[Dataset listings of figures]
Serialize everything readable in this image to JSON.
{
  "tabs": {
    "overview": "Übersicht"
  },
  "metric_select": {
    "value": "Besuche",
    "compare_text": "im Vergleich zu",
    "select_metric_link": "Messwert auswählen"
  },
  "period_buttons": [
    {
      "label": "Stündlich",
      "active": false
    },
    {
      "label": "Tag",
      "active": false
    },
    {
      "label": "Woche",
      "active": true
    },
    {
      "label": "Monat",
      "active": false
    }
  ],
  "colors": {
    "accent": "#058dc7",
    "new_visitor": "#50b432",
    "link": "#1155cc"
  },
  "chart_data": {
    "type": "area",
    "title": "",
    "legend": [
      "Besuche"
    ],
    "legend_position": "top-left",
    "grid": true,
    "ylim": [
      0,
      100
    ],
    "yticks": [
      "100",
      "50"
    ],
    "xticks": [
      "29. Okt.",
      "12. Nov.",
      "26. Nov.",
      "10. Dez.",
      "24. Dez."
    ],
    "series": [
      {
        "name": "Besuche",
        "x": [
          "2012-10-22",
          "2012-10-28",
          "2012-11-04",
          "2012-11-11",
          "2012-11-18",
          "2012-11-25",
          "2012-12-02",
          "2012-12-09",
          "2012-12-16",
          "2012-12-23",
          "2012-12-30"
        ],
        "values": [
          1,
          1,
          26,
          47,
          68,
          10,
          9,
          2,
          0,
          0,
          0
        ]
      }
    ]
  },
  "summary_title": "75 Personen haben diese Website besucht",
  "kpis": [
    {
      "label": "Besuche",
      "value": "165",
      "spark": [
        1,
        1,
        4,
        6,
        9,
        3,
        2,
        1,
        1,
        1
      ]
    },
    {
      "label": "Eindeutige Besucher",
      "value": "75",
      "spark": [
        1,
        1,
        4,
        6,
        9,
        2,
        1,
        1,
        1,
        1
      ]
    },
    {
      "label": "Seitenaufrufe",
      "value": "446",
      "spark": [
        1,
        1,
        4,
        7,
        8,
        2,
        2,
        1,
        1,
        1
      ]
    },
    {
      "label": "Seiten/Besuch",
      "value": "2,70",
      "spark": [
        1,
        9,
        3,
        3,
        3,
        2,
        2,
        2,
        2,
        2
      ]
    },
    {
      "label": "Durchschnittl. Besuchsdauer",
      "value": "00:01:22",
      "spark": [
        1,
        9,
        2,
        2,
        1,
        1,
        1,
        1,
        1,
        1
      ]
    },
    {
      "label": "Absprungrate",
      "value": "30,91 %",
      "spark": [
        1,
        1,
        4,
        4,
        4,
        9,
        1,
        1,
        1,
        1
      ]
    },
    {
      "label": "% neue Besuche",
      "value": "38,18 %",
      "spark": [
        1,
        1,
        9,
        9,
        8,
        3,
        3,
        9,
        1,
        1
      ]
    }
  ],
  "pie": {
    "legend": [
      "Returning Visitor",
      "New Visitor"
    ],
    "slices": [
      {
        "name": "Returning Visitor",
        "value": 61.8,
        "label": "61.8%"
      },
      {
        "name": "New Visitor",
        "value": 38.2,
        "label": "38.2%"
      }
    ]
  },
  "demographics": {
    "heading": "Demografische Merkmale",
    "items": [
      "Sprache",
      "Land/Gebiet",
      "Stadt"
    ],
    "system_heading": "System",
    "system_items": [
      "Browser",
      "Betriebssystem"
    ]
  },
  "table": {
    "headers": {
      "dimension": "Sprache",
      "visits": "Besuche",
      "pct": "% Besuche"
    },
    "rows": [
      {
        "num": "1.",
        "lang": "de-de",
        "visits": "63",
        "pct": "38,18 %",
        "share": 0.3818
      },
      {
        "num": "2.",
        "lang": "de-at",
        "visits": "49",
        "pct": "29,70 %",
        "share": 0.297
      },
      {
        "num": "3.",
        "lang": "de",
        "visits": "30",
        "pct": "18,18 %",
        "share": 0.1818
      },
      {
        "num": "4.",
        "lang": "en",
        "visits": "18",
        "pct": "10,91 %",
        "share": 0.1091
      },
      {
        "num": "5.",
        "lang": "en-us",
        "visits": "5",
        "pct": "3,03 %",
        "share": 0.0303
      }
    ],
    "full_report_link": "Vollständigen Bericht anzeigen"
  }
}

| Job |
Please give back all of the records exactly as written.

| Reply to the task |
Serialize everything readable in this image to JSON.
{
  "tabs": {
    "overview": "Übersicht"
  },
  "metric_select": {
    "value": "Besuche",
    "compare_text": "im Vergleich zu",
    "select_metric_link": "Messwert auswählen"
  },
  "period_buttons": [
    {
      "label": "Stündlich",
      "active": false
    },
    {
      "label": "Tag",
      "active": false
    },
    {
      "label": "Woche",
      "active": true
    },
    {
      "label": "Monat",
      "active": false
    }
  ],
  "colors": {
    "accent": "#058dc7",
    "new_visitor": "#50b432",
    "link": "#1155cc"
  },
  "chart_data": {
    "type": "area",
    "title": "",
    "legend": [
      "Besuche"
    ],
    "legend_position": "top-left",
    "grid": true,
    "ylim": [
      0,
      100
    ],
    "yticks": [
      "100",
      "50"
    ],
    "xticks": [
      "29. Okt.",
      "12. Nov.",
      "26. Nov.",
      "10. Dez.",
      "24. Dez."
    ],
    "series": [
      {
        "name": "Besuche",
        "x": [
          "2012-10-22",
          "2012-10-28",
          "2012-11-04",
          "2012-11-11",
          "2012-11-18",
          "2012-11-25",
          "2012-12-02",
          "2012-12-09",
          "2012-12-16",
          "2012-12-23",
          "2012-12-30"
        ],
        "values": [
          1,
          1,
          26,
          47,
          68,
          10,
          9,
          2,
          0,
          0,
          0
        ]
      }
    ]
  },
  "summary_title": "75 Personen haben diese Website besucht",
  "kpis": [
    {
      "label": "Besuche",
      "value": "165",
      "spark": [
        1,
        1,
        4,
        6,
        9,
        3,
        2,
        1,
        1,
        1
      ]
    },
    {
      "label": "Eindeutige Besucher",
      "value": "75",
      "spark": [
        1,
        1,
        4,
        6,
        9,
        2,
        1,
        1,
        1,
        1
      ]
    },
    {
      "label": "Seitenaufrufe",
      "value": "446",
      "spark": [
        1,
        1,
        4,
        7,
        8,
        2,
        2,
        1,
        1,
        1
      ]
    },
    {
      "label": "Seiten/Besuch",
      "value": "2,70",
      "spark": [
        1,
        9,
        3,
        3,
        3,
        2,
        2,
        2,
        2,
        2
      ]
    },
    {
      "label": "Durchschnittl. Besuchsdauer",
      "value": "00:01:22",
      "spark": [
        1,
        9,
        2,
        2,
        1,
        1,
        1,
        1,
        1,
        1
      ]
    },
    {
      "label": "Absprungrate",
      "value": "30,91 %",
      "spark": [
        1,
        1,
        4,
        4,
        4,
        9,
        1,
        1,
        1,
        1
      ]
    },
    {
      "label": "% neue Besuche",
      "value": "38,18 %",
      "spark": [
        1,
        1,
        9,
        9,
        8,
        3,
        3,
        9,
        1,
        1
      ]
    }
  ],
  "pie": {
    "legend": [
      "Returning Visitor",
      "New Visitor"
    ],
    "slices": [
      {
        "name": "Returning Visitor",
        "value": 61.8,
        "label": "61.8%"
      },
      {
        "name": "New Visitor",
        "value": 38.2,
        "label": "38.2%"
      }
    ]
  },
  "demographics": {
    "heading": "Demografische Merkmale",
    "items": [
      "Sprache",
      "Land/Gebiet",
      "Stadt"
    ],
    "system_heading": "System",
    "system_items": [
      "Browser",
      "Betriebssystem"
    ]
  },
  "table": {
    "headers": {
      "dimension": "Sprache",
      "visits": "Besuche",
      "pct": "% Besuche"
    },
    "rows": [
      {
        "num": "1.",
        "lang": "de-de",
        "visits": "63",
        "pct": "38,18 %",
        "share": 0.3818
      },
      {
        "num": "2.",
        "lang": "de-at",
        "visits": "49",
        "pct": "29,70 %",
        "share": 0.297
      },
      {
        "num": "3.",
        "lang": "de",
        "visits": "30",
        "pct": "18,18 %",
        "share": 0.1818
      },
      {
        "num": "4.",
        "lang": "en",
        "visits": "18",
        "pct": "10,91 %",
        "share": 0.1091
      },
      {
        "num": "5.",
        "lang": "en-us",
        "visits": "5",
        "pct": "3,03 %",
        "share": 0.0303
      }
    ],
    "full_report_link": "Vollständigen Bericht anzeigen"
  }
}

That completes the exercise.